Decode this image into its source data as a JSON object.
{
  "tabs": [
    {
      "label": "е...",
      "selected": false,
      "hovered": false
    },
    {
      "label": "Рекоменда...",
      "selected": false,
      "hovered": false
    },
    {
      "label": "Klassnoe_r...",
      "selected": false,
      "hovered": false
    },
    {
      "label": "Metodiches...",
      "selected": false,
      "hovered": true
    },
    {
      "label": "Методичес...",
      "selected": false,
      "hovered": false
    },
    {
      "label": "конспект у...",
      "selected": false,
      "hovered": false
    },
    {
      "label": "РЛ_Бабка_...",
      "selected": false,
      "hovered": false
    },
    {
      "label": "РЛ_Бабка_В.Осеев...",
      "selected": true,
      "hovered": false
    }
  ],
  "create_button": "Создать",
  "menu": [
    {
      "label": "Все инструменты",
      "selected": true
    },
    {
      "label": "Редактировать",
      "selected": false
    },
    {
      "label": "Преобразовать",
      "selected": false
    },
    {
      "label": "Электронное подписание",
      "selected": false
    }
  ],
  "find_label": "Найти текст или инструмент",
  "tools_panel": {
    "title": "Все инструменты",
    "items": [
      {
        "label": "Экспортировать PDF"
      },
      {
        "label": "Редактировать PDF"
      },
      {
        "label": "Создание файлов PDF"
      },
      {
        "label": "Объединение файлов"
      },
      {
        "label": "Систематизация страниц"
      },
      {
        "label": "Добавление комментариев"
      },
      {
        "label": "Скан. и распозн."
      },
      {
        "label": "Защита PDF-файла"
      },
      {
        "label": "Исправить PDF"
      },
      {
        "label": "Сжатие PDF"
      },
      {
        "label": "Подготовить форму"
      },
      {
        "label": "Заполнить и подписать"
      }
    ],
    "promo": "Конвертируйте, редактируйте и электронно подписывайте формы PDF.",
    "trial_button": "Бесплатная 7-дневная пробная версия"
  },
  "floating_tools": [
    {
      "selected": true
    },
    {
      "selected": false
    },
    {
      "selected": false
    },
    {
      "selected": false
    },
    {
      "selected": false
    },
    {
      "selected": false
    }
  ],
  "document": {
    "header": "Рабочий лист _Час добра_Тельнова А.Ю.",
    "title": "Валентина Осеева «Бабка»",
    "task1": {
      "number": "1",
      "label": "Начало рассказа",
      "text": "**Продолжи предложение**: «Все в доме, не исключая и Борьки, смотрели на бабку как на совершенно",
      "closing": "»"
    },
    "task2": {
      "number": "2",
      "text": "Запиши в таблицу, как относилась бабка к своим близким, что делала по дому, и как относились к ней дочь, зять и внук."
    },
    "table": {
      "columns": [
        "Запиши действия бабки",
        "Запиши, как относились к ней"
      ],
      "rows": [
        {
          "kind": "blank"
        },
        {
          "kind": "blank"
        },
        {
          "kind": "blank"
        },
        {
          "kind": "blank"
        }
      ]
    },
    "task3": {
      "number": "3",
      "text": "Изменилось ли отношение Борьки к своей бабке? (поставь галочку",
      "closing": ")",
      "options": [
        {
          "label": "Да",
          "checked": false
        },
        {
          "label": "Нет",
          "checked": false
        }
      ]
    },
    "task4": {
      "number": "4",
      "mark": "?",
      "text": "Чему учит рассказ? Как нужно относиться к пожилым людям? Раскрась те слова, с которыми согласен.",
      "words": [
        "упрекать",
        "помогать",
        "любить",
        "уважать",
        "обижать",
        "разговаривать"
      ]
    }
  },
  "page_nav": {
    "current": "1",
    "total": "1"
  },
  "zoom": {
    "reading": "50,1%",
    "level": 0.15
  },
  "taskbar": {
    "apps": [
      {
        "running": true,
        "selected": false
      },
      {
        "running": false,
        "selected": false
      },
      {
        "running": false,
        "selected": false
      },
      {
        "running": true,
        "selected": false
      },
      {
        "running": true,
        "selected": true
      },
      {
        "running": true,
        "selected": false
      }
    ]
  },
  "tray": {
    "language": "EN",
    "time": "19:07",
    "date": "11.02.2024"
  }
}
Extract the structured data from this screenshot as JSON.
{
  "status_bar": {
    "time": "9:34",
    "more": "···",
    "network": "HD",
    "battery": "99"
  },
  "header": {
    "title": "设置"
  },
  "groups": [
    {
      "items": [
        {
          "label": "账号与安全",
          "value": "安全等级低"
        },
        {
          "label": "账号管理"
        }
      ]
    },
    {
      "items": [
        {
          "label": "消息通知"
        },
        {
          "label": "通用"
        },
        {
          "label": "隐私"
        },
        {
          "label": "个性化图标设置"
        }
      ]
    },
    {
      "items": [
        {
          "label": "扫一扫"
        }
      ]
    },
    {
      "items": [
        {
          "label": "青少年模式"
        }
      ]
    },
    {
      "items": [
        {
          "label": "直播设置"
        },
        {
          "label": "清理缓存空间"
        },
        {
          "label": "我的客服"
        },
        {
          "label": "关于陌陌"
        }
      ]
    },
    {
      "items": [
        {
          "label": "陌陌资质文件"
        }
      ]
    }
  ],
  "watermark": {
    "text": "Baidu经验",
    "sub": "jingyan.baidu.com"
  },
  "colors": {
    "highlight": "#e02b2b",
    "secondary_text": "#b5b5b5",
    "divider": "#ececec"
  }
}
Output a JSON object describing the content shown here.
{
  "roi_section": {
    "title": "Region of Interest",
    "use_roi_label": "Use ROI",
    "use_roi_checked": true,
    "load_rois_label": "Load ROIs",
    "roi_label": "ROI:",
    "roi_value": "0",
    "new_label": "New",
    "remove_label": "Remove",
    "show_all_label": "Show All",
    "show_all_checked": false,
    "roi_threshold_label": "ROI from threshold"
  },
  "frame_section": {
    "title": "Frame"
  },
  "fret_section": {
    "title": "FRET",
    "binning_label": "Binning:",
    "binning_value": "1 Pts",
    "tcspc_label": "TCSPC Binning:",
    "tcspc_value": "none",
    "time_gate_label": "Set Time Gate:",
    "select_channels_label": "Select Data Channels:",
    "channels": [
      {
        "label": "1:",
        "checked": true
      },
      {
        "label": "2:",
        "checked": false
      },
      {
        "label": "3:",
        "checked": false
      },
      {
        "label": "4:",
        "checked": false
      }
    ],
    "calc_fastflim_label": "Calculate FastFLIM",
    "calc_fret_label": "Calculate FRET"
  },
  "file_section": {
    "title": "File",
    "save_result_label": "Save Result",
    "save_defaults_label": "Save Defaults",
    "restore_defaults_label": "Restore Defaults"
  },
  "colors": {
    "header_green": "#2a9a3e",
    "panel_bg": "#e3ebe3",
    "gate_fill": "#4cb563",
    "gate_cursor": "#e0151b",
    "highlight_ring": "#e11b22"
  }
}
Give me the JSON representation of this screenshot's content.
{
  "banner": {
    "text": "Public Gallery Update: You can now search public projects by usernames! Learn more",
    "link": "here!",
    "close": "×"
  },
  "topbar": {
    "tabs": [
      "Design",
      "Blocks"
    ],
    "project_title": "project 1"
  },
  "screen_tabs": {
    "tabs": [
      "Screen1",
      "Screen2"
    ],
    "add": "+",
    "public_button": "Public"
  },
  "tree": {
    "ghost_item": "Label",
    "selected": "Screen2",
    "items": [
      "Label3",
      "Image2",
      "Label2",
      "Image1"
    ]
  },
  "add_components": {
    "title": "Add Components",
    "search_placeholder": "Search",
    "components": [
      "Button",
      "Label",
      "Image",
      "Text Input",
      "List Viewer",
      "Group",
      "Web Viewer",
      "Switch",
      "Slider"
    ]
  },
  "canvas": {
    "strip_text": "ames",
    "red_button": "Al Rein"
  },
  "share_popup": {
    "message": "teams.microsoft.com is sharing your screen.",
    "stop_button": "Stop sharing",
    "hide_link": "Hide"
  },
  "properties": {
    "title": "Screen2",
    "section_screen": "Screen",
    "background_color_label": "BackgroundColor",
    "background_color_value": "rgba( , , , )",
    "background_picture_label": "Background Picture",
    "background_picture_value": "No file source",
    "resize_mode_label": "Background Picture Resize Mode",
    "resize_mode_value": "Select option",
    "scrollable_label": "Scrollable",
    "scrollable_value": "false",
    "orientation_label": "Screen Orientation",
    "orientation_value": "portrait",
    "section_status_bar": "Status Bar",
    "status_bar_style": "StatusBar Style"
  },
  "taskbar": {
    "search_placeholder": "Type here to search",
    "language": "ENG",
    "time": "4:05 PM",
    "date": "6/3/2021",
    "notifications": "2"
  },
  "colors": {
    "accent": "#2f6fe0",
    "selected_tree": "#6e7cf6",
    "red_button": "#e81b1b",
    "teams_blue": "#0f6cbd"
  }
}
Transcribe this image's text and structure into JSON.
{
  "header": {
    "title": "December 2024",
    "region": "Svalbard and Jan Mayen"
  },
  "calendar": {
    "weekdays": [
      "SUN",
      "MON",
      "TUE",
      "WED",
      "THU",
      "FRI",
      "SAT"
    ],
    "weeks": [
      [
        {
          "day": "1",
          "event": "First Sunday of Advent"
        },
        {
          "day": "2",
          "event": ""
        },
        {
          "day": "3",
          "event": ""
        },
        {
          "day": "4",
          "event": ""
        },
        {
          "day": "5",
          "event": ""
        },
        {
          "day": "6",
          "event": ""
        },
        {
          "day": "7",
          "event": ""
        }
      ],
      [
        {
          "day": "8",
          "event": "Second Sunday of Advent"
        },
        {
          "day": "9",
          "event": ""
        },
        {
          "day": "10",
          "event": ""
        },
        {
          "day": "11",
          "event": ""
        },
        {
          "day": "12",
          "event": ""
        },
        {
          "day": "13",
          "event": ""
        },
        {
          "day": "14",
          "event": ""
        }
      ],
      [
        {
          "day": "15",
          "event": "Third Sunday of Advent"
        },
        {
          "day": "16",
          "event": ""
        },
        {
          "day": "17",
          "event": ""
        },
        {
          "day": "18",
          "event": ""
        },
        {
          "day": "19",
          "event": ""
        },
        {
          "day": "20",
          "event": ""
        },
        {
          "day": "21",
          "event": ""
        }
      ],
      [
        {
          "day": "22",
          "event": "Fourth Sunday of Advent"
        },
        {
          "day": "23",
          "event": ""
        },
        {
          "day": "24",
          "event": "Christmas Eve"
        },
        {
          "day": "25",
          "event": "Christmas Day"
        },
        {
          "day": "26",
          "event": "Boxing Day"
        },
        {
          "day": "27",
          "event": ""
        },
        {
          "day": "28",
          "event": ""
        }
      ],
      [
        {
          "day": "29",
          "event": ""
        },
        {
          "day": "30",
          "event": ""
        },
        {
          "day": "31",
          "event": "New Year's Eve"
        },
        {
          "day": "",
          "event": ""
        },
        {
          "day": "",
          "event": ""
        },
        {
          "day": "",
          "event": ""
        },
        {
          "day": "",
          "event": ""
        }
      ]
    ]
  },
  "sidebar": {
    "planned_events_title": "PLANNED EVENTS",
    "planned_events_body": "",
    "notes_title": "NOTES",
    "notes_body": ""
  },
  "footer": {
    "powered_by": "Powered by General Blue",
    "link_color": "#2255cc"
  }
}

TASK GOAL: Your answer should be a single number: the count of lines in the entries that contain the word "Sunday".

COMPLETE OUTPUT: 4